▸ **Prompt**
Quote the data below in full, minus the images.

== Data section ==

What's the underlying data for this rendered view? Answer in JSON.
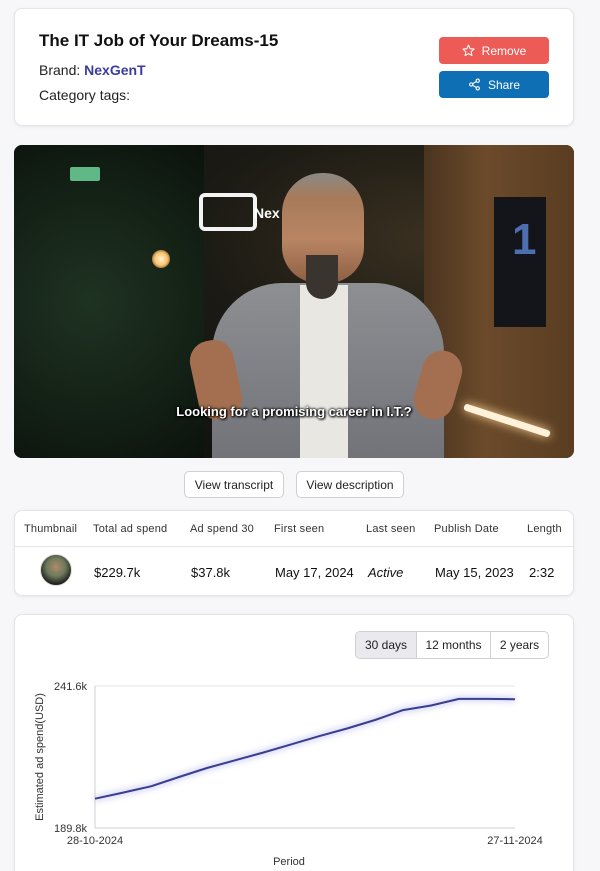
{
  "header": {
    "title": "The IT Job of Your Dreams-15",
    "brand_label": "Brand:",
    "brand_name": "NexGenT",
    "category_label": "Category tags:",
    "remove_label": "Remove",
    "share_label": "Share"
  },
  "video": {
    "subtitle": "Looking for a promising career in I.T.?",
    "logo_text": "Nex",
    "panel_number": "1"
  },
  "actions": {
    "transcript_label": "View transcript",
    "description_label": "View description"
  },
  "stats": {
    "headers": [
      "Thumbnail",
      "Total ad spend",
      "Ad spend 30",
      "First seen",
      "Last seen",
      "Publish Date",
      "Length"
    ],
    "row": {
      "total_ad_spend": "$229.7k",
      "ad_spend_30": "$37.8k",
      "first_seen": "May 17, 2024",
      "last_seen": "Active",
      "publish_date": "May 15, 2023",
      "length": "2:32"
    }
  },
  "range_tabs": {
    "options": [
      "30 days",
      "12 months",
      "2 years"
    ],
    "selected": "30 days"
  },
  "colors": {
    "remove": "#ec5b56",
    "share": "#0f6fb5",
    "brand": "#3b3d9e",
    "line": "#3b3d8f"
  },
  "chart_data": {
    "type": "line",
    "title": "",
    "xlabel": "Period",
    "ylabel": "Estimated ad spend(USD)",
    "x_ticks": [
      "28-10-2024",
      "27-11-2024"
    ],
    "y_ticks": [
      "189.8k",
      "241.6k"
    ],
    "ylim": [
      189.8,
      241.6
    ],
    "x": [
      "28-10-2024",
      "30-10-2024",
      "01-11-2024",
      "03-11-2024",
      "05-11-2024",
      "07-11-2024",
      "09-11-2024",
      "11-11-2024",
      "13-11-2024",
      "15-11-2024",
      "17-11-2024",
      "19-11-2024",
      "21-11-2024",
      "23-11-2024",
      "25-11-2024",
      "27-11-2024"
    ],
    "series": [
      {
        "values": [
          200.5,
          202.7,
          205.0,
          208.4,
          211.7,
          214.5,
          217.3,
          220.3,
          223.3,
          226.1,
          229.2,
          232.8,
          234.5,
          236.9,
          236.9,
          236.8
        ]
      }
    ],
    "grid": true,
    "legend": "none"
  }
}
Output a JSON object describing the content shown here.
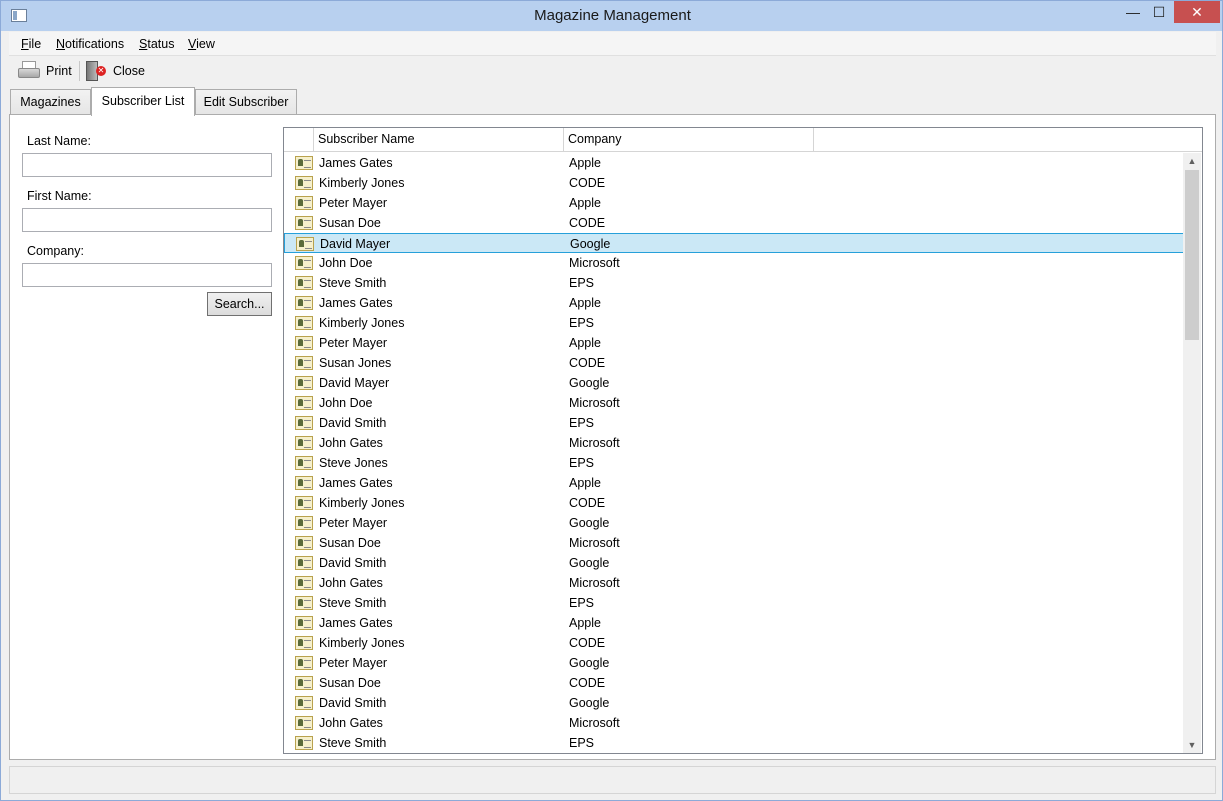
{
  "window": {
    "title": "Magazine Management"
  },
  "titlebar_buttons": {
    "minimize": "—",
    "maximize": "☐",
    "close": "✕"
  },
  "menu": [
    {
      "label": "File",
      "accel": "F",
      "rest": "ile"
    },
    {
      "label": "Notifications",
      "accel": "N",
      "rest": "otifications"
    },
    {
      "label": "Status",
      "accel": "S",
      "rest": "tatus"
    },
    {
      "label": "View",
      "accel": "V",
      "rest": "iew"
    }
  ],
  "toolbar": {
    "print_label": "Print",
    "close_label": "Close"
  },
  "tabs": [
    {
      "label": "Magazines",
      "active": false
    },
    {
      "label": "Subscriber List",
      "active": true
    },
    {
      "label": "Edit Subscriber",
      "active": false
    }
  ],
  "search": {
    "last_name_label": "Last Name:",
    "last_name_value": "",
    "first_name_label": "First Name:",
    "first_name_value": "",
    "company_label": "Company:",
    "company_value": "",
    "search_button": "Search..."
  },
  "list": {
    "columns": [
      "Subscriber Name",
      "Company"
    ],
    "selected_index": 4,
    "rows": [
      {
        "name": "James Gates",
        "company": "Apple"
      },
      {
        "name": "Kimberly Jones",
        "company": "CODE"
      },
      {
        "name": "Peter Mayer",
        "company": "Apple"
      },
      {
        "name": "Susan Doe",
        "company": "CODE"
      },
      {
        "name": "David Mayer",
        "company": "Google"
      },
      {
        "name": "John Doe",
        "company": "Microsoft"
      },
      {
        "name": "Steve Smith",
        "company": "EPS"
      },
      {
        "name": "James Gates",
        "company": "Apple"
      },
      {
        "name": "Kimberly Jones",
        "company": "EPS"
      },
      {
        "name": "Peter Mayer",
        "company": "Apple"
      },
      {
        "name": "Susan Jones",
        "company": "CODE"
      },
      {
        "name": "David Mayer",
        "company": "Google"
      },
      {
        "name": "John Doe",
        "company": "Microsoft"
      },
      {
        "name": "David Smith",
        "company": "EPS"
      },
      {
        "name": "John Gates",
        "company": "Microsoft"
      },
      {
        "name": "Steve Jones",
        "company": "EPS"
      },
      {
        "name": "James Gates",
        "company": "Apple"
      },
      {
        "name": "Kimberly Jones",
        "company": "CODE"
      },
      {
        "name": "Peter Mayer",
        "company": "Google"
      },
      {
        "name": "Susan Doe",
        "company": "Microsoft"
      },
      {
        "name": "David Smith",
        "company": "Google"
      },
      {
        "name": "John Gates",
        "company": "Microsoft"
      },
      {
        "name": "Steve Smith",
        "company": "EPS"
      },
      {
        "name": "James Gates",
        "company": "Apple"
      },
      {
        "name": "Kimberly Jones",
        "company": "CODE"
      },
      {
        "name": "Peter Mayer",
        "company": "Google"
      },
      {
        "name": "Susan Doe",
        "company": "CODE"
      },
      {
        "name": "David Smith",
        "company": "Google"
      },
      {
        "name": "John Gates",
        "company": "Microsoft"
      },
      {
        "name": "Steve Smith",
        "company": "EPS"
      }
    ]
  },
  "icons": {
    "app": "window-icon",
    "print": "printer-icon",
    "close": "exit-door-icon",
    "row": "contact-card-icon"
  },
  "colors": {
    "selection": "#cbe8f6",
    "selection_border": "#26a0da",
    "close_button": "#c75050"
  }
}
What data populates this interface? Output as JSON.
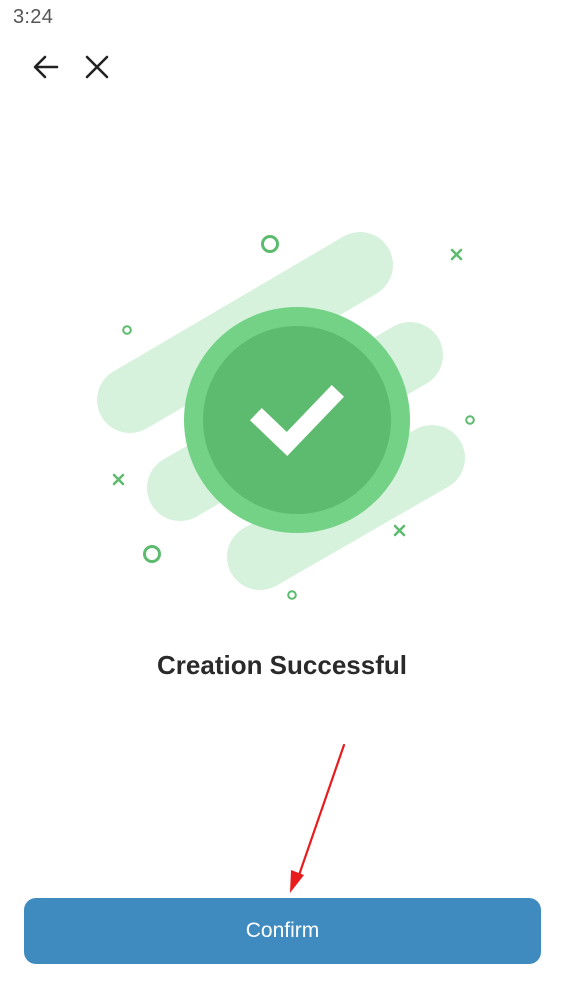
{
  "status_bar": {
    "time": "3:24"
  },
  "nav": {
    "back_icon": "arrow-left-icon",
    "close_icon": "close-icon"
  },
  "illustration": {
    "icon": "success-check-icon",
    "colors": {
      "primary": "#5cbb6e",
      "ring": "#74d286",
      "stripe": "#d6f2dc",
      "accent": "#5cbb6e"
    }
  },
  "message": {
    "title": "Creation Successful"
  },
  "actions": {
    "confirm_label": "Confirm",
    "confirm_color": "#3f8bc0"
  },
  "annotation": {
    "arrow_color": "#e81c1c"
  }
}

===

▸ **Answer to the problem**
What's the underlying data for this rendered view? Answer in JSON.
{
  "header": {
    "title": "The IT Job of Your Dreams-15",
    "brand_label": "Brand:",
    "brand_name": "NexGenT",
    "category_label": "Category tags:",
    "remove_label": "Remove",
    "share_label": "Share"
  },
  "video": {
    "subtitle": "Looking for a promising career in I.T.?",
    "logo_text": "Nex",
    "panel_number": "1"
  },
  "actions": {
    "transcript_label": "View transcript",
    "description_label": "View description"
  },
  "stats": {
    "headers": [
      "Thumbnail",
      "Total ad spend",
      "Ad spend 30",
      "First seen",
      "Last seen",
      "Publish Date",
      "Length"
    ],
    "row": {
      "total_ad_spend": "$229.7k",
      "ad_spend_30": "$37.8k",
      "first_seen": "May 17, 2024",
      "last_seen": "Active",
      "publish_date": "May 15, 2023",
      "length": "2:32"
    }
  },
  "range_tabs": {
    "options": [
      "30 days",
      "12 months",
      "2 years"
    ],
    "selected": "30 days"
  },
  "colors": {
    "remove": "#ec5b56",
    "share": "#0f6fb5",
    "brand": "#3b3d9e",
    "line": "#3b3d8f"
  },
  "chart_data": {
    "type": "line",
    "title": "",
    "xlabel": "Period",
    "ylabel": "Estimated ad spend(USD)",
    "x_ticks": [
      "28-10-2024",
      "27-11-2024"
    ],
    "y_ticks": [
      "189.8k",
      "241.6k"
    ],
    "ylim": [
      189.8,
      241.6
    ],
    "x": [
      "28-10-2024",
      "30-10-2024",
      "01-11-2024",
      "03-11-2024",
      "05-11-2024",
      "07-11-2024",
      "09-11-2024",
      "11-11-2024",
      "13-11-2024",
      "15-11-2024",
      "17-11-2024",
      "19-11-2024",
      "21-11-2024",
      "23-11-2024",
      "25-11-2024",
      "27-11-2024"
    ],
    "series": [
      {
        "values": [
          200.5,
          202.7,
          205.0,
          208.4,
          211.7,
          214.5,
          217.3,
          220.3,
          223.3,
          226.1,
          229.2,
          232.8,
          234.5,
          236.9,
          236.9,
          236.8
        ]
      }
    ],
    "grid": true,
    "legend": "none"
  }
}
Output a JSON object describing the content shown here.
{
  "window": {
    "title": "Magazine Management"
  },
  "titlebar_buttons": {
    "minimize": "—",
    "maximize": "☐",
    "close": "✕"
  },
  "menu": [
    {
      "label": "File",
      "accel": "F",
      "rest": "ile"
    },
    {
      "label": "Notifications",
      "accel": "N",
      "rest": "otifications"
    },
    {
      "label": "Status",
      "accel": "S",
      "rest": "tatus"
    },
    {
      "label": "View",
      "accel": "V",
      "rest": "iew"
    }
  ],
  "toolbar": {
    "print_label": "Print",
    "close_label": "Close"
  },
  "tabs": [
    {
      "label": "Magazines",
      "active": false
    },
    {
      "label": "Subscriber List",
      "active": true
    },
    {
      "label": "Edit Subscriber",
      "active": false
    }
  ],
  "search": {
    "last_name_label": "Last Name:",
    "last_name_value": "",
    "first_name_label": "First Name:",
    "first_name_value": "",
    "company_label": "Company:",
    "company_value": "",
    "search_button": "Search..."
  },
  "list": {
    "columns": [
      "Subscriber Name",
      "Company"
    ],
    "selected_index": 4,
    "rows": [
      {
        "name": "James Gates",
        "company": "Apple"
      },
      {
        "name": "Kimberly Jones",
        "company": "CODE"
      },
      {
        "name": "Peter Mayer",
        "company": "Apple"
      },
      {
        "name": "Susan Doe",
        "company": "CODE"
      },
      {
        "name": "David Mayer",
        "company": "Google"
      },
      {
        "name": "John Doe",
        "company": "Microsoft"
      },
      {
        "name": "Steve Smith",
        "company": "EPS"
      },
      {
        "name": "James Gates",
        "company": "Apple"
      },
      {
        "name": "Kimberly Jones",
        "company": "EPS"
      },
      {
        "name": "Peter Mayer",
        "company": "Apple"
      },
      {
        "name": "Susan Jones",
        "company": "CODE"
      },
      {
        "name": "David Mayer",
        "company": "Google"
      },
      {
        "name": "John Doe",
        "company": "Microsoft"
      },
      {
        "name": "David Smith",
        "company": "EPS"
      },
      {
        "name": "John Gates",
        "company": "Microsoft"
      },
      {
        "name": "Steve Jones",
        "company": "EPS"
      },
      {
        "name": "James Gates",
        "company": "Apple"
      },
      {
        "name": "Kimberly Jones",
        "company": "CODE"
      },
      {
        "name": "Peter Mayer",
        "company": "Google"
      },
      {
        "name": "Susan Doe",
        "company": "Microsoft"
      },
      {
        "name": "David Smith",
        "company": "Google"
      },
      {
        "name": "John Gates",
        "company": "Microsoft"
      },
      {
        "name": "Steve Smith",
        "company": "EPS"
      },
      {
        "name": "James Gates",
        "company": "Apple"
      },
      {
        "name": "Kimberly Jones",
        "company": "CODE"
      },
      {
        "name": "Peter Mayer",
        "company": "Google"
      },
      {
        "name": "Susan Doe",
        "company": "CODE"
      },
      {
        "name": "David Smith",
        "company": "Google"
      },
      {
        "name": "John Gates",
        "company": "Microsoft"
      },
      {
        "name": "Steve Smith",
        "company": "EPS"
      }
    ]
  },
  "icons": {
    "app": "window-icon",
    "print": "printer-icon",
    "close": "exit-door-icon",
    "row": "contact-card-icon"
  },
  "colors": {
    "selection": "#cbe8f6",
    "selection_border": "#26a0da",
    "close_button": "#c75050"
  }
}
What data populates this interface? Output as JSON.
{
  "status_bar": {
    "time": "3:24"
  },
  "nav": {
    "back_icon": "arrow-left-icon",
    "close_icon": "close-icon"
  },
  "illustration": {
    "icon": "success-check-icon",
    "colors": {
      "primary": "#5cbb6e",
      "ring": "#74d286",
      "stripe": "#d6f2dc",
      "accent": "#5cbb6e"
    }
  },
  "message": {
    "title": "Creation Successful"
  },
  "actions": {
    "confirm_label": "Confirm",
    "confirm_color": "#3f8bc0"
  },
  "annotation": {
    "arrow_color": "#e81c1c"
  }
}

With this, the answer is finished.